====== Record list ======

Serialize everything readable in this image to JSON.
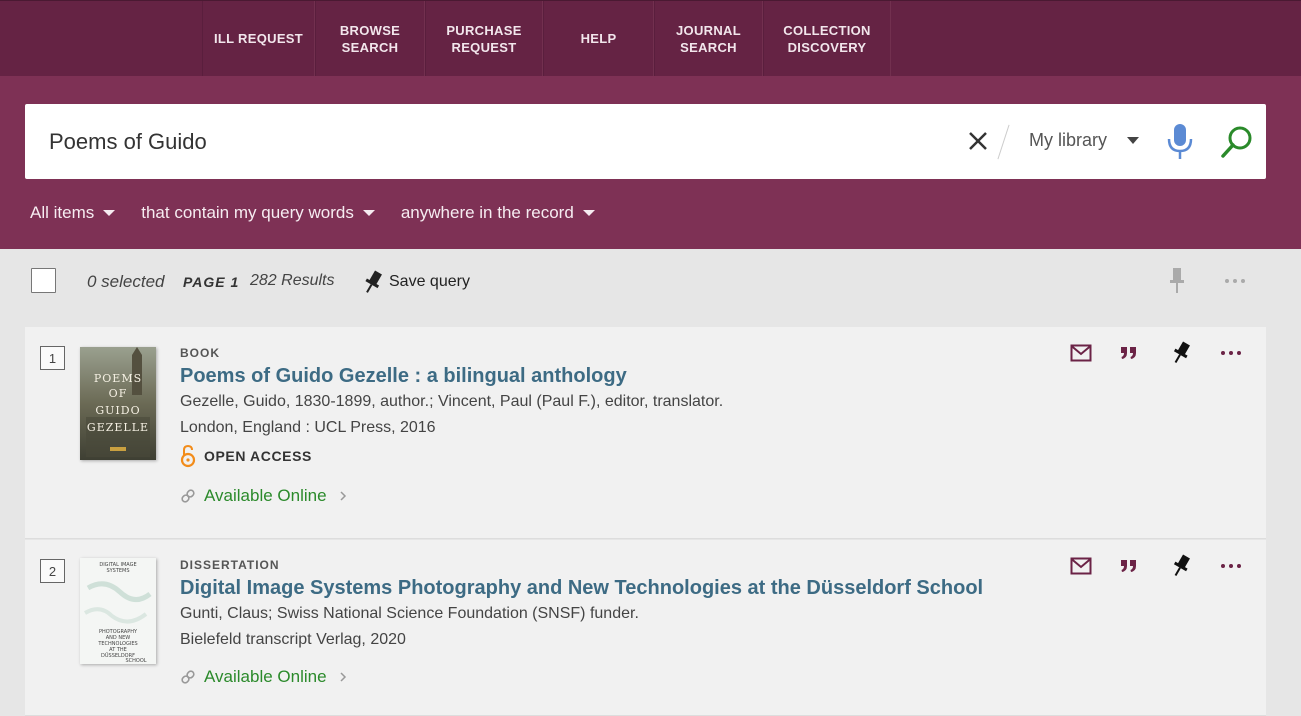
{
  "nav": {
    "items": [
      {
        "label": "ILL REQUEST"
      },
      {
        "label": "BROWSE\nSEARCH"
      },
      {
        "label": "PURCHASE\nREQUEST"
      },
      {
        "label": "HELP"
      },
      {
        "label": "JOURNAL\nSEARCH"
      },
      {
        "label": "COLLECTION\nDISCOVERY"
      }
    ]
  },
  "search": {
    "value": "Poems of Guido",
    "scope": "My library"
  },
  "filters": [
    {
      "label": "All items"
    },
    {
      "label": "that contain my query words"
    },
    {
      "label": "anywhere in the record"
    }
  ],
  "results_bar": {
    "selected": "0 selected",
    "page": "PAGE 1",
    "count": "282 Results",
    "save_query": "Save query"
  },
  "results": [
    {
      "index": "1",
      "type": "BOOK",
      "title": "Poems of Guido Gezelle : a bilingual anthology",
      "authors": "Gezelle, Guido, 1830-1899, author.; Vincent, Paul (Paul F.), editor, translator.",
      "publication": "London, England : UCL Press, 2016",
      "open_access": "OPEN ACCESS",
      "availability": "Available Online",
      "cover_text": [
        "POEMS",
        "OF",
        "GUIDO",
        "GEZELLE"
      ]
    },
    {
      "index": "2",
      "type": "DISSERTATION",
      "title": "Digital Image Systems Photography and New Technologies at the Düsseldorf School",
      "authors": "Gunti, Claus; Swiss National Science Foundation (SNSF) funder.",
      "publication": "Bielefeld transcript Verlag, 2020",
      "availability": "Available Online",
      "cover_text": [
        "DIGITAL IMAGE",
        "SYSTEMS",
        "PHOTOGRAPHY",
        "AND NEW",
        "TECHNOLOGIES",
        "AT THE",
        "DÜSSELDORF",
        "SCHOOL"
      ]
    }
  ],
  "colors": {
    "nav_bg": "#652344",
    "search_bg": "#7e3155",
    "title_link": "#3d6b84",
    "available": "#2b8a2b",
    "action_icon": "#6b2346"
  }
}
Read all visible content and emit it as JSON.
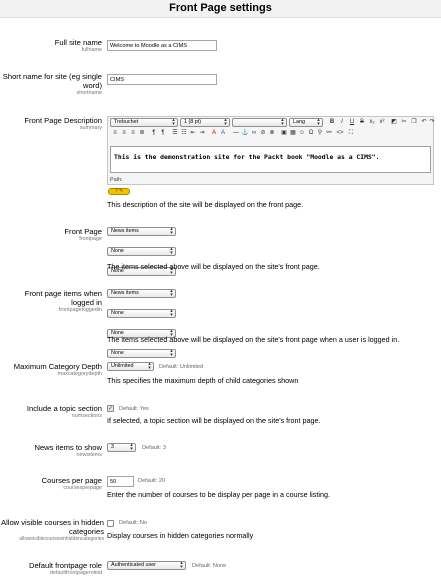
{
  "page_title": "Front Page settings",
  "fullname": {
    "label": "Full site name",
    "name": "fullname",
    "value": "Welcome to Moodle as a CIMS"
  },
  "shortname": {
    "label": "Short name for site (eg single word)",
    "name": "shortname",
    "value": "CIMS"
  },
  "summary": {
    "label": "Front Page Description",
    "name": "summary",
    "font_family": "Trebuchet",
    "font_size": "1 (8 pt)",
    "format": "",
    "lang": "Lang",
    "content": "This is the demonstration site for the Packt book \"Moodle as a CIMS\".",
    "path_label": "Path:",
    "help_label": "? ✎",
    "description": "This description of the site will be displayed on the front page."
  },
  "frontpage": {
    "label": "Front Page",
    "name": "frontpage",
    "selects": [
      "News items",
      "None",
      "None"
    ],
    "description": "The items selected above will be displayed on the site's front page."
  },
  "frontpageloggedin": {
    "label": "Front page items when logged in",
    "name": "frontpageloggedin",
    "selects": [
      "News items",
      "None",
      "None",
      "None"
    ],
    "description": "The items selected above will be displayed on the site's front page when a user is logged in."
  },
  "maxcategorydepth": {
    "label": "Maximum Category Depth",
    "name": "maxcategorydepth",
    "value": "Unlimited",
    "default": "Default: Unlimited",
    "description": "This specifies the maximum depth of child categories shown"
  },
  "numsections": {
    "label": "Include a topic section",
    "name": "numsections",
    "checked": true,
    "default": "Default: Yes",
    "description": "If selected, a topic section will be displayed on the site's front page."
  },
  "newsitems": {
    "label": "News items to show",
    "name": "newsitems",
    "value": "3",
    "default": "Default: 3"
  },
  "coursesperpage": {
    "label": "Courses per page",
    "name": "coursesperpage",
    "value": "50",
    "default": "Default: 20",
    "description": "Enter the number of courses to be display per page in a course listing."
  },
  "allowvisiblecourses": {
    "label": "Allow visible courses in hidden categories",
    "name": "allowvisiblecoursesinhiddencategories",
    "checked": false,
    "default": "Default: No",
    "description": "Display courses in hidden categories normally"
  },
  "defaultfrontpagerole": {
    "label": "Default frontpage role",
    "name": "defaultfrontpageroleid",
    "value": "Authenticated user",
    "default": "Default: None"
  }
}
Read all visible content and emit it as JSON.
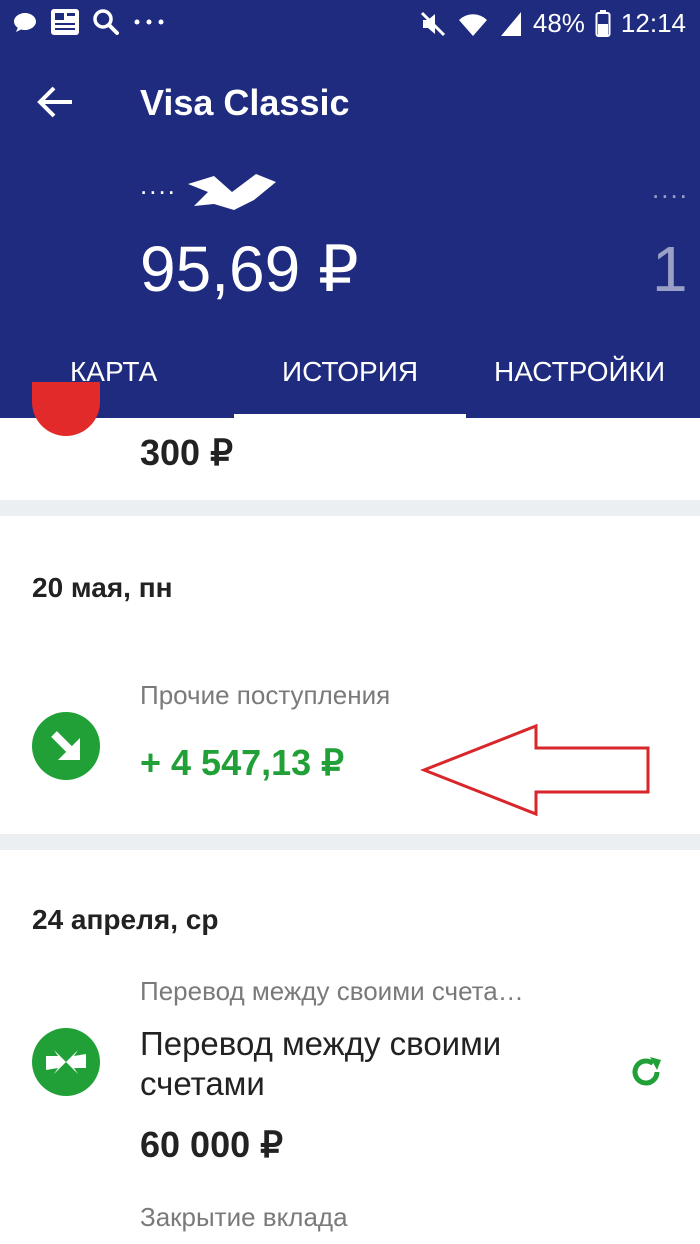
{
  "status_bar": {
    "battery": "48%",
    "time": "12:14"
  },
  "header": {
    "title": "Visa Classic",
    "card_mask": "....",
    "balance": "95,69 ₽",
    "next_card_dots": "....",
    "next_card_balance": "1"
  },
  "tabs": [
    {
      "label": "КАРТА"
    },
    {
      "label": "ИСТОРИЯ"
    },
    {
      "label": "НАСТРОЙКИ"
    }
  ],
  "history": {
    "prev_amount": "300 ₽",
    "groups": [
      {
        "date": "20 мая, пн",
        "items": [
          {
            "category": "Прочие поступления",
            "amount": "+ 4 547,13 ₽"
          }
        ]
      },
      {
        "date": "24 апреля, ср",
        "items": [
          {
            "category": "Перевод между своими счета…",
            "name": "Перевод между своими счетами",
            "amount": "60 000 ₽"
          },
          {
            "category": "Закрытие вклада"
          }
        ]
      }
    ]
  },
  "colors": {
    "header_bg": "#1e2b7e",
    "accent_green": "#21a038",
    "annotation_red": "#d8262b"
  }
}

======
====== Record list ======

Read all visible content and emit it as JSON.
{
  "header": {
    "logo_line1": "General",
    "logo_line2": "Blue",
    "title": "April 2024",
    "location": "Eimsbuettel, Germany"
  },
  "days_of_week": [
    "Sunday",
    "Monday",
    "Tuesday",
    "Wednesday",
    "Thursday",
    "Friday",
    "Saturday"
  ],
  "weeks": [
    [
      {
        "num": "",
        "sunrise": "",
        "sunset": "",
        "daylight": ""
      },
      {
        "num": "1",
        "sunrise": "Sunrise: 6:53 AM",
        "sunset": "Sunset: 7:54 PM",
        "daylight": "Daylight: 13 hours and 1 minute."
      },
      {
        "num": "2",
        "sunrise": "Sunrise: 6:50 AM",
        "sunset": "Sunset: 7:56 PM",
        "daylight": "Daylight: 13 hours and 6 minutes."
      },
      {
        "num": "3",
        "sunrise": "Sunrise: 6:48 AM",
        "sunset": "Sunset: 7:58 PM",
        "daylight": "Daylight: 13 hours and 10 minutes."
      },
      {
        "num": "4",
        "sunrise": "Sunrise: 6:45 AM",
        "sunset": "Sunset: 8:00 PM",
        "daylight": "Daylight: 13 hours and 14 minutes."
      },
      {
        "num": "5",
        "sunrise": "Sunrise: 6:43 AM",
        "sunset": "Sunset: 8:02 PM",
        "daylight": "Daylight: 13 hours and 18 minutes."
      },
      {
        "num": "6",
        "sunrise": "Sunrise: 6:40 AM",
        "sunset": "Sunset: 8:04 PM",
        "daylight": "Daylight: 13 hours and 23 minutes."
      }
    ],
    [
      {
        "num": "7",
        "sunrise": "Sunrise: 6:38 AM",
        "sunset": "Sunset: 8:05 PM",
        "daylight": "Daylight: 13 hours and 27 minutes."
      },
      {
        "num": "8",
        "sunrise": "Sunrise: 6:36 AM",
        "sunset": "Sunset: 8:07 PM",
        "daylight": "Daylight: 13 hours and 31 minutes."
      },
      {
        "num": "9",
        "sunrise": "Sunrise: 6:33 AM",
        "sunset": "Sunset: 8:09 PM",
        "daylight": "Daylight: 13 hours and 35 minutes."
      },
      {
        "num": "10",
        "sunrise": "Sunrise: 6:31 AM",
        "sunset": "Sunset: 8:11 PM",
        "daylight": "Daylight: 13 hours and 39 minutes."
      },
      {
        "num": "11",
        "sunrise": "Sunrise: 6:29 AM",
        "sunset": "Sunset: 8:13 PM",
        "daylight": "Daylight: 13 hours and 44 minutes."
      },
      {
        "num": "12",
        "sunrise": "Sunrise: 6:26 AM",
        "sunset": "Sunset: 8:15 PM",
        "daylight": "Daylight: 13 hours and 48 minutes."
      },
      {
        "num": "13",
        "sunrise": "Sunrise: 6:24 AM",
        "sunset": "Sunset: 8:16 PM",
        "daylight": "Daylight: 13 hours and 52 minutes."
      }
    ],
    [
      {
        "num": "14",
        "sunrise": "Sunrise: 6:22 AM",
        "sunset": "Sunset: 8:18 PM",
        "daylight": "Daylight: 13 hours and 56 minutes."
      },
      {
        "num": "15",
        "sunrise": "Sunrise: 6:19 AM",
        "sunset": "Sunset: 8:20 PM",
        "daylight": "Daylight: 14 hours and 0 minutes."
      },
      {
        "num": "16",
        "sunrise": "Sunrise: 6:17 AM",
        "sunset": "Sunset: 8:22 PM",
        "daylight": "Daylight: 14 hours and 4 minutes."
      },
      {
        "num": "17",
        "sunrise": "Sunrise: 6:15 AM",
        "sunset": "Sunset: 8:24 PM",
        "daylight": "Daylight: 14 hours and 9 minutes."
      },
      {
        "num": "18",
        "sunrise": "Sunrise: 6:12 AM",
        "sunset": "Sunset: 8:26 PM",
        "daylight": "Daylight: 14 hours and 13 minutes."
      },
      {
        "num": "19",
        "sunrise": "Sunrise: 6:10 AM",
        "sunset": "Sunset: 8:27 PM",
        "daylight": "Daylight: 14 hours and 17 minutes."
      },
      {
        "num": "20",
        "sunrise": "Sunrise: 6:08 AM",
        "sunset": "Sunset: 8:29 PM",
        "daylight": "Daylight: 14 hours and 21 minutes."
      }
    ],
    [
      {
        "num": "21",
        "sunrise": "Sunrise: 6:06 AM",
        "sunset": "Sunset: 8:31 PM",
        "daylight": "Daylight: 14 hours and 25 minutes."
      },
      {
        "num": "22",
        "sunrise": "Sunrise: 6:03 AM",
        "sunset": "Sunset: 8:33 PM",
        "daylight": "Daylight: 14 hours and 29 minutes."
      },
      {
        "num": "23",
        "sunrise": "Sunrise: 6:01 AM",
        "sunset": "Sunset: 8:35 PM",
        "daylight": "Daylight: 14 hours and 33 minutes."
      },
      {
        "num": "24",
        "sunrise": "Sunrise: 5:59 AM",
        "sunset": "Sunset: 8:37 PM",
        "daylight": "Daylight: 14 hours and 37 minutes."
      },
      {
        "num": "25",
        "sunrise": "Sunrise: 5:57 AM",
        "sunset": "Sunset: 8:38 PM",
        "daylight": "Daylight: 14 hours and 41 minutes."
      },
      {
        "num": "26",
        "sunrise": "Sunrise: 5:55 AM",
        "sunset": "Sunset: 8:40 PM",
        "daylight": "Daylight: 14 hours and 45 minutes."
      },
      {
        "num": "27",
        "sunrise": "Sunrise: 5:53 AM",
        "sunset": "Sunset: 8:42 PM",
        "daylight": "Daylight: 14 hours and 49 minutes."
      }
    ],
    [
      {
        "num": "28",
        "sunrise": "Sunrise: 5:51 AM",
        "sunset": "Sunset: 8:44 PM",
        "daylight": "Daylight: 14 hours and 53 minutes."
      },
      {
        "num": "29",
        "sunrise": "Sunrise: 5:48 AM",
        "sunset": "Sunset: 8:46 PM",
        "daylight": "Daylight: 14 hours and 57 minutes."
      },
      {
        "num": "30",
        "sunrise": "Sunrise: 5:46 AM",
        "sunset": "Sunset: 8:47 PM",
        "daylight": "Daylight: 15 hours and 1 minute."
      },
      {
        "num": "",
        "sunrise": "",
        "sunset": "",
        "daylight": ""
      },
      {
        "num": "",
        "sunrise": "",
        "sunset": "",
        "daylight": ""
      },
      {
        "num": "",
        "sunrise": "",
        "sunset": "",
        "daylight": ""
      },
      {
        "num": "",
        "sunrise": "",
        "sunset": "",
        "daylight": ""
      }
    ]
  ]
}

======

Exercise task >>
Report how many lines in the records above contain the word "maxcategorydepth", giving only the number.

Response to this exercise >>
2